* Exercise brief *
Track down each line that has the word "XVII" and copy it.

* The input *
>> Begin

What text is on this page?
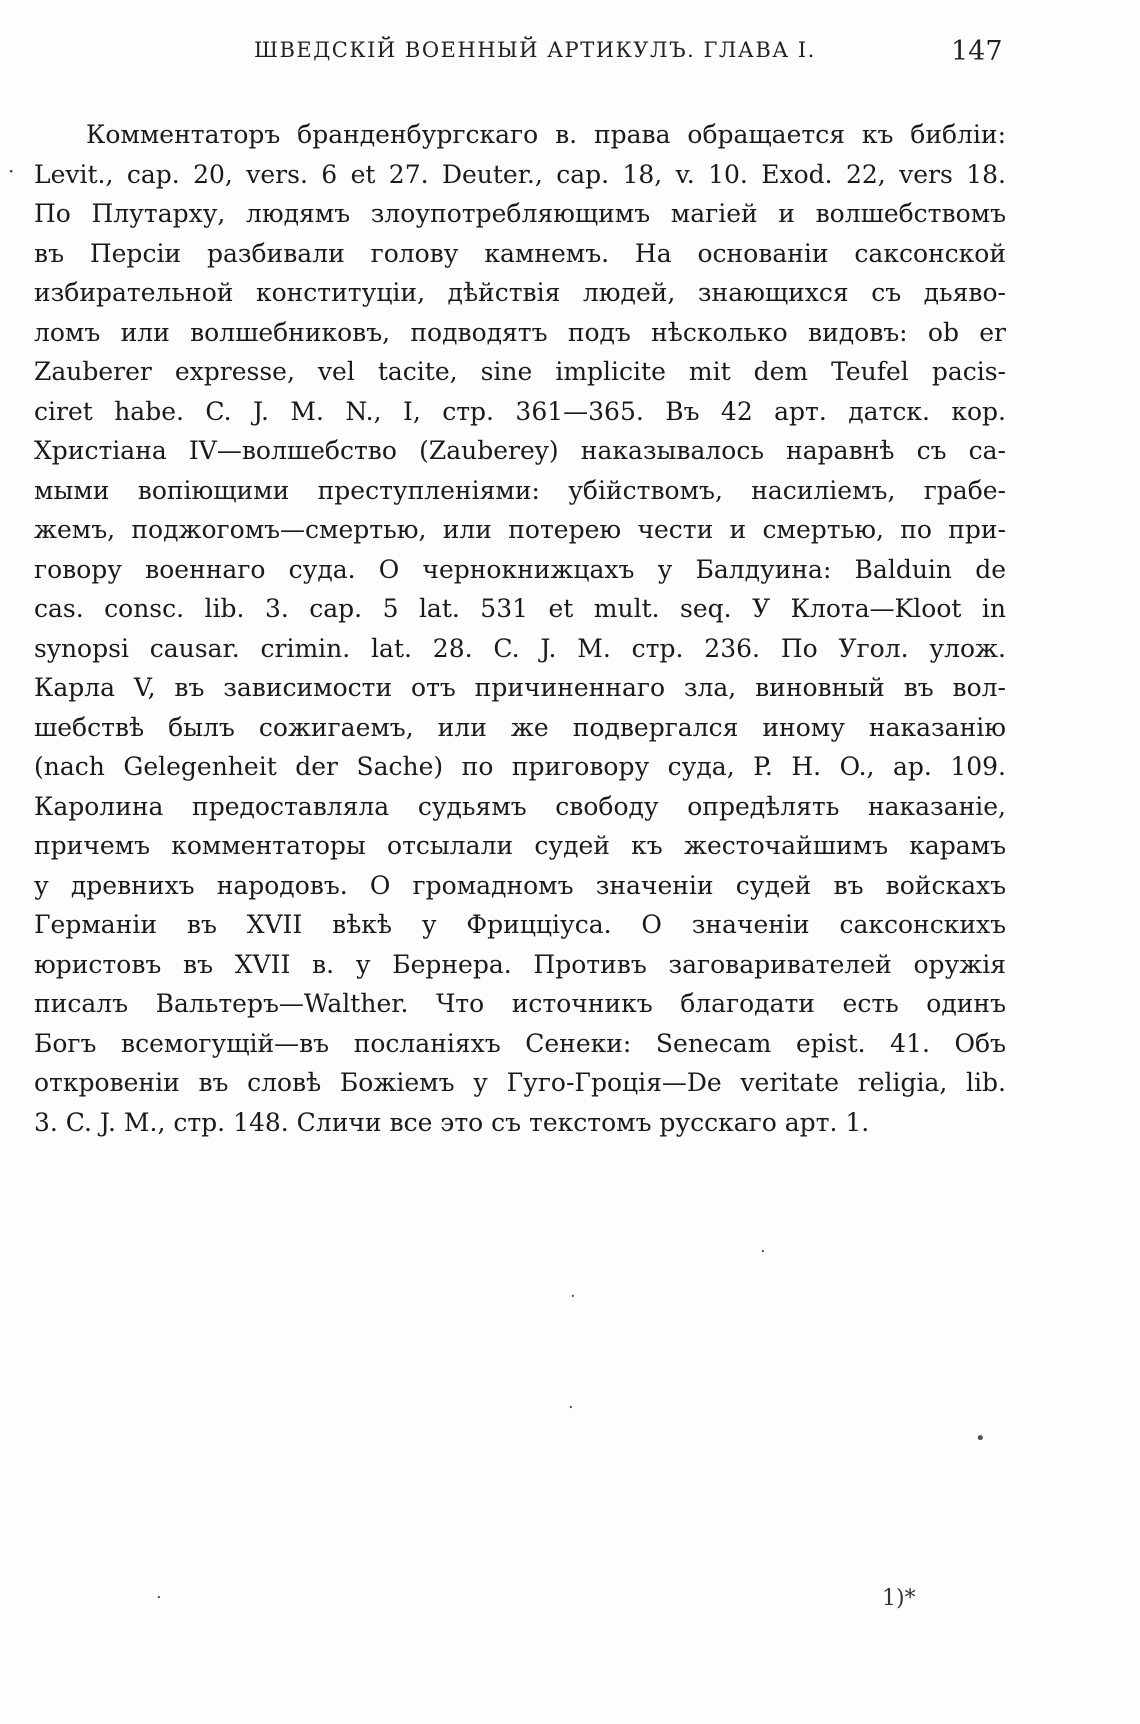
ШВЕДСКІЙ ВОЕННЫЙ АРТИКУЛЪ. ГЛАВА I.	147
·

Комментаторъ бранденбургскаго в. права обращается къ библіи:
Levit., cap. 20, vers. 6 et 27. Deuter., cap. 18, v. 10. Exod. 22, vers 18.
По Плутарху, людямъ злоупотребляющимъ магіей и волшебствомъ
въ Персіи разбивали голову камнемъ. На основаніи саксонской
избирательной конституціи, дѣйствія людей, знающихся съ дьяво-
ломъ или волшебниковъ, подводятъ подъ нѣсколько видовъ: ob er
Zauberer expresse, vel tacite, sine implicite mit dem Teufel pacis-
ciret habe. C. J. M. N., I, стр. 361—365. Въ 42 арт. датск. кор.
Христіана IV—волшебство (Zauberey) наказывалось наравнѣ съ са-
мыми вопіющими преступленіями: убійствомъ, насиліемъ, грабе-
жемъ, поджогомъ—смертью, или потерею чести и смертью, по при-
говору военнаго суда. О чернокнижцахъ у Балдуина: Balduin de
cas. consc. lib. 3. cap. 5 lat. 531 et mult. seq. У Клота—Kloot in
synopsi causar. crimin. lat. 28. C. J. M. стр. 236. По Угол. улож.
Карла V, въ зависимости отъ причиненнаго зла, виновный въ вол-
шебствѣ былъ сожигаемъ, или же подвергался иному наказанію
(nach Gelegenheit der Sache) по приговору суда, P. H. O., ap. 109.
Каролина предоставляла судьямъ свободу опредѣлять наказаніе,
причемъ комментаторы отсылали судей къ жесточайшимъ карамъ
у древнихъ народовъ. О громадномъ значеніи судей въ войскахъ
Германіи въ XVII вѣкѣ у Фрицціуса. О значеніи саксонскихъ
юристовъ въ XVII в. у Бернера. Противъ заговаривателей оружія
писалъ Вальтеръ—Walther. Что источникъ благодати есть одинъ
Богъ всемогущій—въ посланіяхъ Сенеки: Senecam epist. 41. Объ
откровеніи въ словѣ Божіемъ у Гуго-Гроція—De veritate religia, lib.
3. C. J. M., стр. 148. Сличи все это съ текстомъ русскаго арт. 1.

.
·
.
•
.	1)*
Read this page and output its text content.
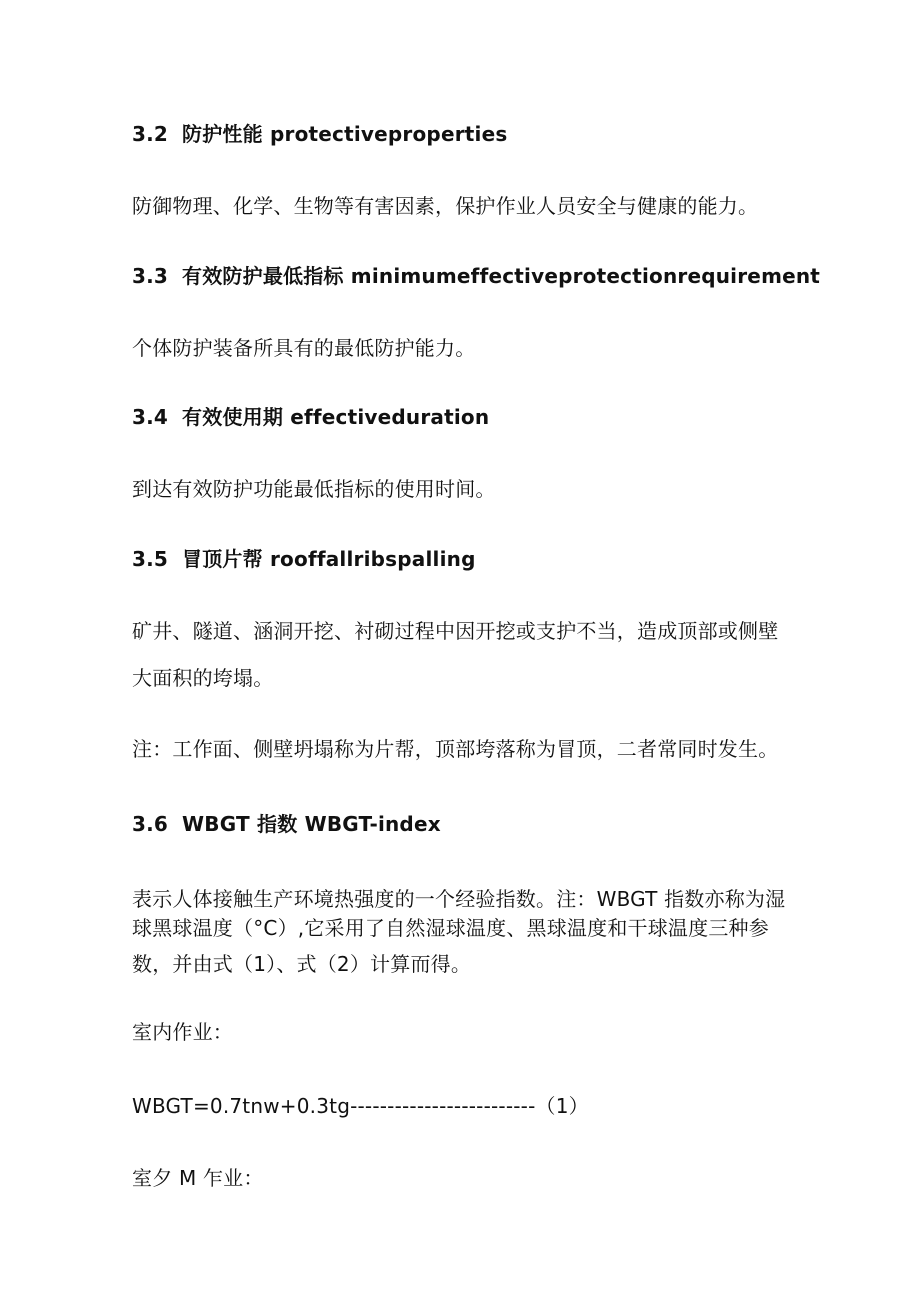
3.2 防护性能 protectiveproperties
防御物理、化学、生物等有害因素，保护作业人员安全与健康的能力。
3.3 有效防护最低指标 minimumeffectiveprotectionrequirement
个体防护装备所具有的最低防护能力。
3.4 有效使用期 effectiveduration
到达有效防护功能最低指标的使用时间。
3.5 冒顶片帮 rooffallribspalling
矿井、隧道、涵洞开挖、衬砌过程中因开挖或支护不当，造成顶部或侧壁
大面积的垮塌。
注：工作面、侧壁坍塌称为片帮，顶部垮落称为冒顶，二者常同时发生。
3.6 WBGT 指数 WBGT-index
表示人体接触生产环境热强度的一个经验指数。注：WBGT 指数亦称为湿
球黑球温度（°C）,它采用了自然湿球温度、黑球温度和干球温度三种参
数，并由式（1）、式（2）计算而得。
室内作业：
WBGT=0.7tnw+0.3tg-------------------------（1）
室夕 M 乍业：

>> End

* Answer to this problem *
Германіи въ XVII вѣкѣ у Фрицціуса. О значеніи саксонскихъ
юристовъ въ XVII в. у Бернера. Противъ заговаривателей оружія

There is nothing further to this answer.